## Start INFORMATION GIVEN

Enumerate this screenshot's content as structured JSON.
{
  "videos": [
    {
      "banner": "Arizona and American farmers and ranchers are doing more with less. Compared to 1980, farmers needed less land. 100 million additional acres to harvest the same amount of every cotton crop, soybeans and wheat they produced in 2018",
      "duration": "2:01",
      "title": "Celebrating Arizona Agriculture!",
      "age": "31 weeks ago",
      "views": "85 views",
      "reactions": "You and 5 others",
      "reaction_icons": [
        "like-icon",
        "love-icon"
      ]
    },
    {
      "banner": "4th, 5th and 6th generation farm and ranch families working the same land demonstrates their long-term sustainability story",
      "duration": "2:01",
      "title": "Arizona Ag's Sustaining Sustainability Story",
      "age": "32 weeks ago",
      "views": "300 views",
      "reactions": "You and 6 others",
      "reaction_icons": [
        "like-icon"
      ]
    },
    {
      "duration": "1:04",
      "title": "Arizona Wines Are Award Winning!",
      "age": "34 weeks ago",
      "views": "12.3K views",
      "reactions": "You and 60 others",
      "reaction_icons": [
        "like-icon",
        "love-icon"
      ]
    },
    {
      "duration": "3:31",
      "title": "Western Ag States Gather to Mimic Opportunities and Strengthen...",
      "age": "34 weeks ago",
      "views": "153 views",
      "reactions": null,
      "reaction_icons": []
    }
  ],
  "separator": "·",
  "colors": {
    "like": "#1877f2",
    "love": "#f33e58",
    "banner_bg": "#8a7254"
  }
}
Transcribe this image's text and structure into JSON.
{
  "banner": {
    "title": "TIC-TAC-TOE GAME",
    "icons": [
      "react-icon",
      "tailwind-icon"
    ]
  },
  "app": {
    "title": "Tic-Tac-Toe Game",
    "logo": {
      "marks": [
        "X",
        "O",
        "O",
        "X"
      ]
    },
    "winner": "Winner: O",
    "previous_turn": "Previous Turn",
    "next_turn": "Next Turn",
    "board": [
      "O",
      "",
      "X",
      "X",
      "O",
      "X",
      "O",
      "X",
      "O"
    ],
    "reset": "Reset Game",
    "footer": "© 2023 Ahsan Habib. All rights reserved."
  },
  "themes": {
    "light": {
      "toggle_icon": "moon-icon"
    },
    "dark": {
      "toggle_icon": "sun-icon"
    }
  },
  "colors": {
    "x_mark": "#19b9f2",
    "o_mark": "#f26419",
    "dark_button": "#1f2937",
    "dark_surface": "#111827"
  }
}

## End INFORMATION GIVEN

Exact output of every entry is required.

Enumerate this screenshot's content as structured JSON.
{
  "videos": [
    {
      "banner": "Arizona and American farmers and ranchers are doing more with less. Compared to 1980, farmers needed less land. 100 million additional acres to harvest the same amount of every cotton crop, soybeans and wheat they produced in 2018",
      "duration": "2:01",
      "title": "Celebrating Arizona Agriculture!",
      "age": "31 weeks ago",
      "views": "85 views",
      "reactions": "You and 5 others",
      "reaction_icons": [
        "like-icon",
        "love-icon"
      ]
    },
    {
      "banner": "4th, 5th and 6th generation farm and ranch families working the same land demonstrates their long-term sustainability story",
      "duration": "2:01",
      "title": "Arizona Ag's Sustaining Sustainability Story",
      "age": "32 weeks ago",
      "views": "300 views",
      "reactions": "You and 6 others",
      "reaction_icons": [
        "like-icon"
      ]
    },
    {
      "duration": "1:04",
      "title": "Arizona Wines Are Award Winning!",
      "age": "34 weeks ago",
      "views": "12.3K views",
      "reactions": "You and 60 others",
      "reaction_icons": [
        "like-icon",
        "love-icon"
      ]
    },
    {
      "duration": "3:31",
      "title": "Western Ag States Gather to Mimic Opportunities and Strengthen...",
      "age": "34 weeks ago",
      "views": "153 views",
      "reactions": null,
      "reaction_icons": []
    }
  ],
  "separator": "·",
  "colors": {
    "like": "#1877f2",
    "love": "#f33e58",
    "banner_bg": "#8a7254"
  }
}
Transcribe this image's text and structure into JSON.
{
  "banner": {
    "title": "TIC-TAC-TOE GAME",
    "icons": [
      "react-icon",
      "tailwind-icon"
    ]
  },
  "app": {
    "title": "Tic-Tac-Toe Game",
    "logo": {
      "marks": [
        "X",
        "O",
        "O",
        "X"
      ]
    },
    "winner": "Winner: O",
    "previous_turn": "Previous Turn",
    "next_turn": "Next Turn",
    "board": [
      "O",
      "",
      "X",
      "X",
      "O",
      "X",
      "O",
      "X",
      "O"
    ],
    "reset": "Reset Game",
    "footer": "© 2023 Ahsan Habib. All rights reserved."
  },
  "themes": {
    "light": {
      "toggle_icon": "moon-icon"
    },
    "dark": {
      "toggle_icon": "sun-icon"
    }
  },
  "colors": {
    "x_mark": "#19b9f2",
    "o_mark": "#f26419",
    "dark_button": "#1f2937",
    "dark_surface": "#111827"
  }
}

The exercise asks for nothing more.